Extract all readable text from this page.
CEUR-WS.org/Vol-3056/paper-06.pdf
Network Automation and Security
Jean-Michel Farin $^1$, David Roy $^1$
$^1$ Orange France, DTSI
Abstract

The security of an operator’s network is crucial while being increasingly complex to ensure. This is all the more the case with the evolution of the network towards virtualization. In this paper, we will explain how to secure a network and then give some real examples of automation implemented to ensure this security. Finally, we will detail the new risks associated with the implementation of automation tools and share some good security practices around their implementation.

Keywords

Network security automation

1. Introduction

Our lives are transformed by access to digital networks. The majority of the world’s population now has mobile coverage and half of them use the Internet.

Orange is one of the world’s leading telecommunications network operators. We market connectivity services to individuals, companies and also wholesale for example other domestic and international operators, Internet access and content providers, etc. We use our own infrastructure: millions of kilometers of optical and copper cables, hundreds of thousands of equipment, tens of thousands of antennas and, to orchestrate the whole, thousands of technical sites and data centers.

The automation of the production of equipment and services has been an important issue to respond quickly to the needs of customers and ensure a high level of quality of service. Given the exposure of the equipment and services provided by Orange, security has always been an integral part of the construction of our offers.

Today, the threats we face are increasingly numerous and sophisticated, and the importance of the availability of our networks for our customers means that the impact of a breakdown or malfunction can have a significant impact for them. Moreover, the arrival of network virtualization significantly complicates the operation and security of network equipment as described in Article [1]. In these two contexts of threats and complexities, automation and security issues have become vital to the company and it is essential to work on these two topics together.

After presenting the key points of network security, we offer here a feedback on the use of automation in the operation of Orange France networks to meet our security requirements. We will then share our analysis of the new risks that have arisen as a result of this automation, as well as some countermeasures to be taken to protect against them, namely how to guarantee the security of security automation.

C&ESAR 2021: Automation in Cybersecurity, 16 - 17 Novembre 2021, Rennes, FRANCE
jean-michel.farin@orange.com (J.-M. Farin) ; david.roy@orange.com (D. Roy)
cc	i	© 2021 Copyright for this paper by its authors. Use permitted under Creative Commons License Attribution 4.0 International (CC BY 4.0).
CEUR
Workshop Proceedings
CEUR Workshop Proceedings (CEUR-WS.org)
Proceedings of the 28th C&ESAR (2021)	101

YOUR INSTRUCTIONS => Repeat the material from above exactly, word for word.

FINISHED TASK =>
Extract all readable text from this page.
CEUR-WS.org/Vol-3056/paper-06.pdf
Network Automation and Security
Jean-Michel Farin $^1$, David Roy $^1$
$^1$ Orange France, DTSI
Abstract

The security of an operator’s network is crucial while being increasingly complex to ensure. This is all the more the case with the evolution of the network towards virtualization. In this paper, we will explain how to secure a network and then give some real examples of automation implemented to ensure this security. Finally, we will detail the new risks associated with the implementation of automation tools and share some good security practices around their implementation.

Keywords

Network security automation

1. Introduction

Our lives are transformed by access to digital networks. The majority of the world’s population now has mobile coverage and half of them use the Internet.

Orange is one of the world’s leading telecommunications network operators. We market connectivity services to individuals, companies and also wholesale for example other domestic and international operators, Internet access and content providers, etc. We use our own infrastructure: millions of kilometers of optical and copper cables, hundreds of thousands of equipment, tens of thousands of antennas and, to orchestrate the whole, thousands of technical sites and data centers.

The automation of the production of equipment and services has been an important issue to respond quickly to the needs of customers and ensure a high level of quality of service. Given the exposure of the equipment and services provided by Orange, security has always been an integral part of the construction of our offers.

Today, the threats we face are increasingly numerous and sophisticated, and the importance of the availability of our networks for our customers means that the impact of a breakdown or malfunction can have a significant impact for them. Moreover, the arrival of network virtualization significantly complicates the operation and security of network equipment as described in Article [1]. In these two contexts of threats and complexities, automation and security issues have become vital to the company and it is essential to work on these two topics together.

After presenting the key points of network security, we offer here a feedback on the use of automation in the operation of Orange France networks to meet our security requirements. We will then share our analysis of the new risks that have arisen as a result of this automation, as well as some countermeasures to be taken to protect against them, namely how to guarantee the security of security automation.

C&ESAR 2021: Automation in Cybersecurity, 16 - 17 Novembre 2021, Rennes, FRANCE
jean-michel.farin@orange.com (J.-M. Farin) ; david.roy@orange.com (D. Roy)
cc	i	© 2021 Copyright for this paper by its authors. Use permitted under Creative Commons License Attribution 4.0 International (CC BY 4.0).
CEUR
Workshop Proceedings
CEUR Workshop Proceedings (CEUR-WS.org)
Proceedings of the 28th C&ESAR (2021)	101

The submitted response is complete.